The problem:
Write out every row below word for word, leaving out the pictures.

====== Task inputs ======

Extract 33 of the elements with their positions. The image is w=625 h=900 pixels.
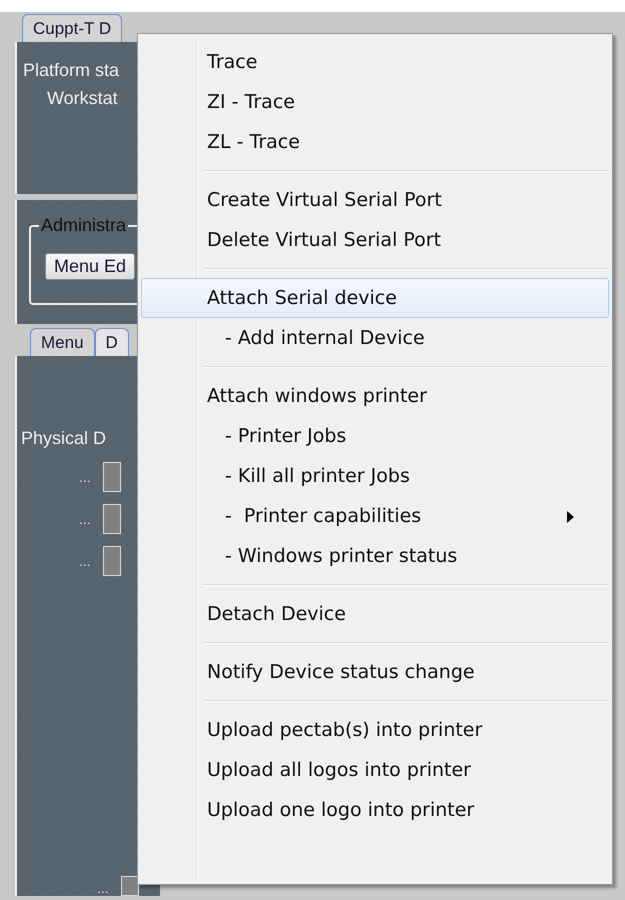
device-indicator [120,876,139,896]
menu-item[interactable]: - Add internal Device [141,318,609,358]
panel-tab[interactable]: D [94,328,129,356]
menu-item[interactable]: Upload one logo into printer [141,790,609,830]
ellipsis-label: ... [97,880,109,896]
status-label: Platform sta [22,59,120,82]
menu-item[interactable]: Notify Device status change [141,652,609,692]
ellipsis-label: ... [79,469,91,485]
ellipsis-label: ... [79,511,91,527]
menu-item[interactable]: ZL - Trace [141,122,609,162]
device-indicator [102,546,121,576]
menu-editor-button[interactable]: Menu Ed [45,253,136,280]
window-tab[interactable]: Cuppt-T D [22,14,122,42]
menu-item[interactable]: Attach Serial device [141,278,609,318]
device-indicator [102,504,121,534]
menu-item[interactable]: - Kill all printer Jobs [141,456,609,496]
physical-devices-label: Physical D [20,427,108,450]
menu-item[interactable]: - Printer Jobs [141,416,609,456]
menu-item[interactable]: Create Virtual Serial Port [141,180,609,220]
status-label: Workstat [46,87,119,110]
device-indicator [102,462,121,492]
ellipsis-label: ... [79,553,91,569]
menu-item[interactable]: Upload pectab(s) into printer [141,710,609,750]
menu-item[interactable]: Delete Virtual Serial Port [141,220,609,260]
menu-item[interactable]: Upload all logos into printer [141,750,609,790]
menu-item[interactable]: - Printer capabilities [141,496,609,536]
menu-item[interactable]: - Windows printer status [141,536,609,576]
submenu-arrow-icon [567,511,574,523]
menu-item[interactable]: Attach windows printer [141,376,609,416]
menu-item[interactable]: Trace [141,42,609,82]
menu-item[interactable]: Detach Device [141,594,609,634]
panel-tab[interactable]: Menu [30,328,95,356]
menu-item[interactable]: ZI - Trace [141,82,609,122]
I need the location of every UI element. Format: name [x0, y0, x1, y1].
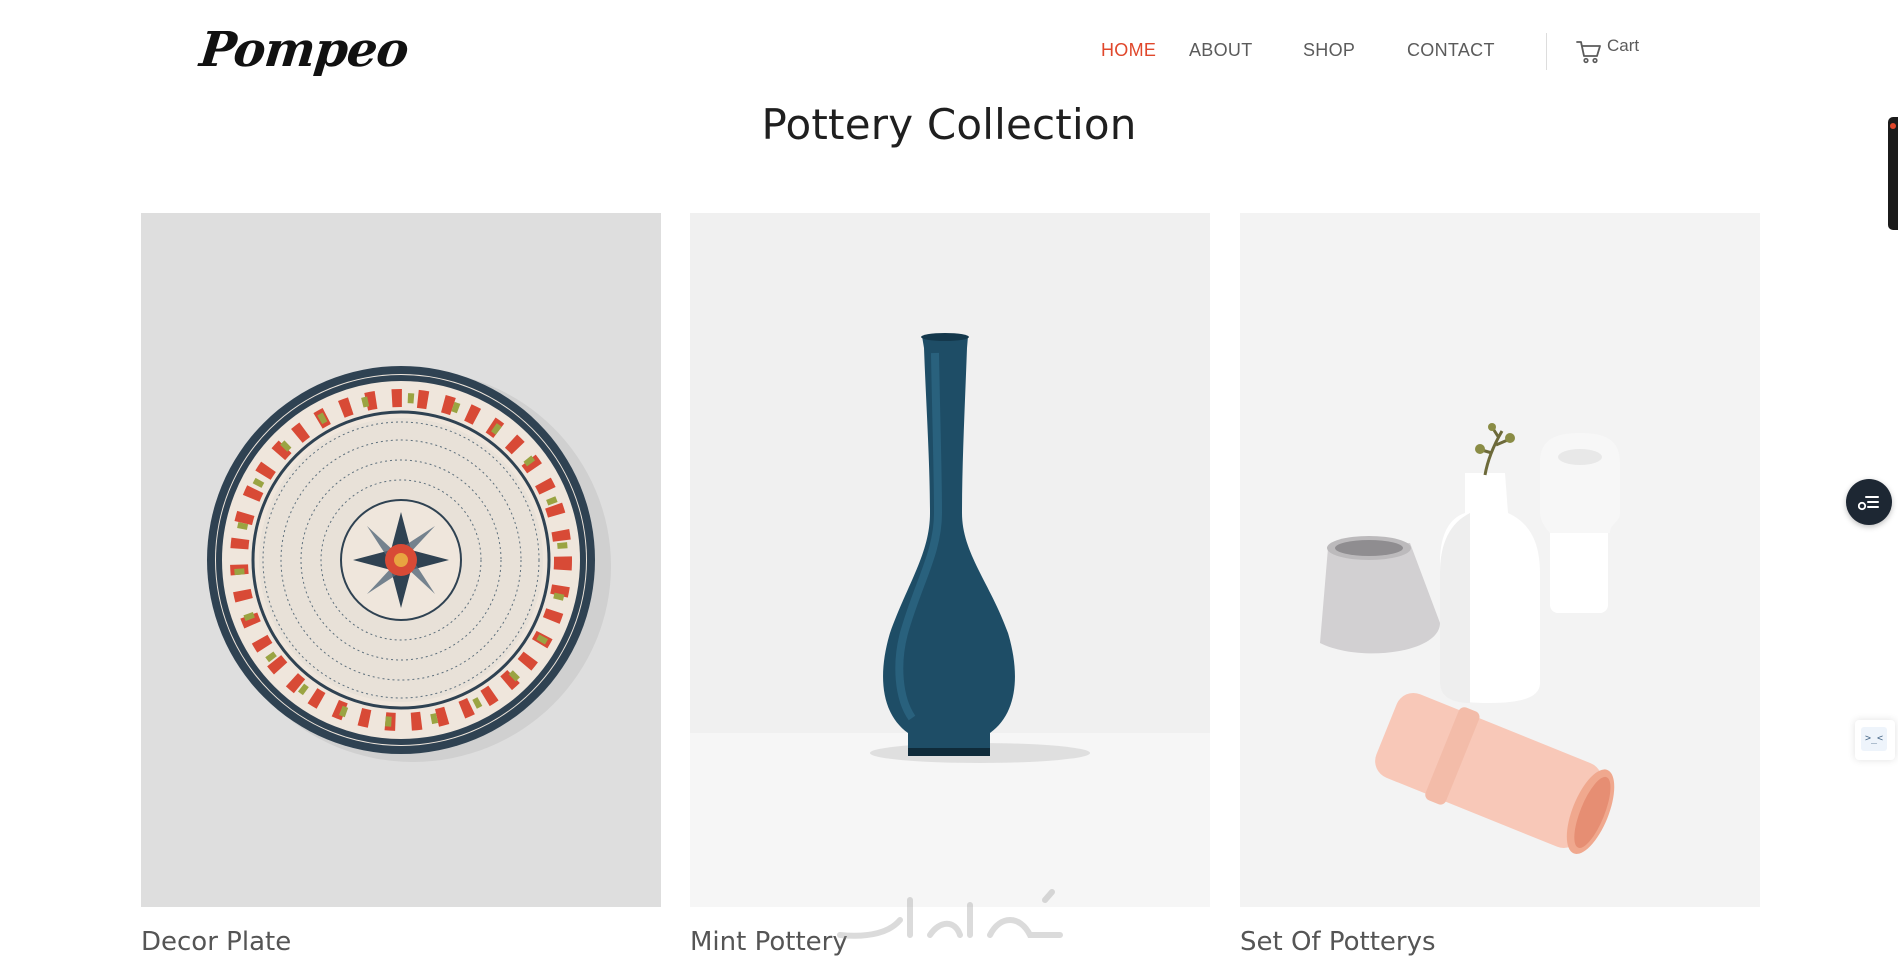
nav-item-home[interactable]: HOME — [1101, 40, 1156, 61]
brand-logo[interactable]: Pompeo — [197, 22, 411, 78]
product-name-mint-pottery[interactable]: Mint Pottery — [690, 927, 848, 957]
nav-item-about[interactable]: ABOUT — [1189, 40, 1253, 61]
product-name-set-of-potterys[interactable]: Set Of Potterys — [1240, 927, 1436, 957]
list-menu-icon — [1858, 496, 1879, 511]
side-extension-tab[interactable] — [1888, 117, 1898, 230]
nav-item-shop[interactable]: SHOP — [1303, 40, 1355, 61]
product-card-set-of-potterys[interactable]: Set Of Potterys — [1240, 213, 1760, 957]
page-title: Pottery Collection — [761, 100, 1137, 149]
cart-label: Cart — [1607, 36, 1640, 55]
floating-menu-button[interactable] — [1846, 479, 1892, 525]
plate-illustration — [207, 366, 611, 762]
vase-illustration — [690, 333, 1210, 907]
nav-divider — [1546, 33, 1547, 70]
mini-console-widget[interactable]: >_< — [1855, 720, 1895, 760]
cart-icon — [1576, 41, 1601, 64]
product-card-decor-plate[interactable]: Decor Plate — [141, 213, 661, 957]
product-image-mint-pottery[interactable] — [690, 213, 1210, 907]
site-header: Pompeo HOME ABOUT SHOP CONTACT Cart — [0, 0, 1898, 100]
pottery-set-illustration — [1320, 423, 1620, 854]
nav-item-contact[interactable]: CONTACT — [1407, 40, 1495, 61]
product-card-mint-pottery[interactable]: Mint Pottery — [690, 213, 1210, 957]
product-image-decor-plate[interactable] — [141, 213, 661, 907]
console-icon: >_< — [1861, 727, 1887, 751]
product-image-set-of-potterys[interactable] — [1240, 213, 1760, 907]
product-name-decor-plate[interactable]: Decor Plate — [141, 927, 291, 957]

======

Task answer:
Extract 33 of the elements with their positions. The image is w=625 h=900 pixels.
device-indicator [120,876,139,896]
menu-item[interactable]: - Add internal Device [141,318,609,358]
panel-tab[interactable]: D [94,328,129,356]
menu-item[interactable]: Upload one logo into printer [141,790,609,830]
ellipsis-label: ... [97,880,109,896]
status-label: Platform sta [22,59,120,82]
menu-item[interactable]: Notify Device status change [141,652,609,692]
ellipsis-label: ... [79,469,91,485]
ellipsis-label: ... [79,511,91,527]
menu-item[interactable]: ZL - Trace [141,122,609,162]
device-indicator [102,546,121,576]
menu-editor-button[interactable]: Menu Ed [45,253,136,280]
window-tab[interactable]: Cuppt-T D [22,14,122,42]
menu-item[interactable]: Attach Serial device [141,278,609,318]
device-indicator [102,504,121,534]
menu-item[interactable]: - Kill all printer Jobs [141,456,609,496]
physical-devices-label: Physical D [20,427,108,450]
menu-item[interactable]: - Printer Jobs [141,416,609,456]
menu-item[interactable]: Create Virtual Serial Port [141,180,609,220]
status-label: Workstat [46,87,119,110]
device-indicator [102,462,121,492]
ellipsis-label: ... [79,553,91,569]
menu-item[interactable]: Upload pectab(s) into printer [141,710,609,750]
menu-item[interactable]: Delete Virtual Serial Port [141,220,609,260]
menu-item[interactable]: Upload all logos into printer [141,750,609,790]
menu-item[interactable]: - Printer capabilities [141,496,609,536]
menu-item[interactable]: - Windows printer status [141,536,609,576]
submenu-arrow-icon [567,511,574,523]
menu-item[interactable]: Attach windows printer [141,376,609,416]
menu-item[interactable]: Trace [141,42,609,82]
menu-item[interactable]: Detach Device [141,594,609,634]
panel-tab[interactable]: Menu [30,328,95,356]
menu-item[interactable]: ZI - Trace [141,82,609,122]
I need the location of every UI element. Format: name [x0, y0, x1, y1].
nav-item-home[interactable]: HOME — [1101, 40, 1156, 61]
brand-logo[interactable]: Pompeo — [197, 22, 411, 78]
product-name-mint-pottery[interactable]: Mint Pottery — [690, 927, 848, 957]
nav-item-about[interactable]: ABOUT — [1189, 40, 1253, 61]
product-name-set-of-potterys[interactable]: Set Of Potterys — [1240, 927, 1436, 957]
list-menu-icon — [1858, 496, 1879, 511]
side-extension-tab[interactable] — [1888, 117, 1898, 230]
nav-item-shop[interactable]: SHOP — [1303, 40, 1355, 61]
product-card-set-of-potterys[interactable]: Set Of Potterys — [1240, 213, 1760, 957]
page-title: Pottery Collection — [761, 100, 1137, 149]
cart-label: Cart — [1607, 36, 1640, 55]
floating-menu-button[interactable] — [1846, 479, 1892, 525]
plate-illustration — [207, 366, 611, 762]
vase-illustration — [690, 333, 1210, 907]
nav-divider — [1546, 33, 1547, 70]
mini-console-widget[interactable]: >_< — [1855, 720, 1895, 760]
cart-icon — [1576, 41, 1601, 64]
product-card-decor-plate[interactable]: Decor Plate — [141, 213, 661, 957]
product-image-mint-pottery[interactable] — [690, 213, 1210, 907]
site-header: Pompeo HOME ABOUT SHOP CONTACT Cart — [0, 0, 1898, 100]
pottery-set-illustration — [1320, 423, 1620, 854]
nav-item-contact[interactable]: CONTACT — [1407, 40, 1495, 61]
product-card-mint-pottery[interactable]: Mint Pottery — [690, 213, 1210, 957]
product-image-decor-plate[interactable] — [141, 213, 661, 907]
console-icon: >_< — [1861, 727, 1887, 751]
product-image-set-of-potterys[interactable] — [1240, 213, 1760, 907]
product-name-decor-plate[interactable]: Decor Plate — [141, 927, 291, 957]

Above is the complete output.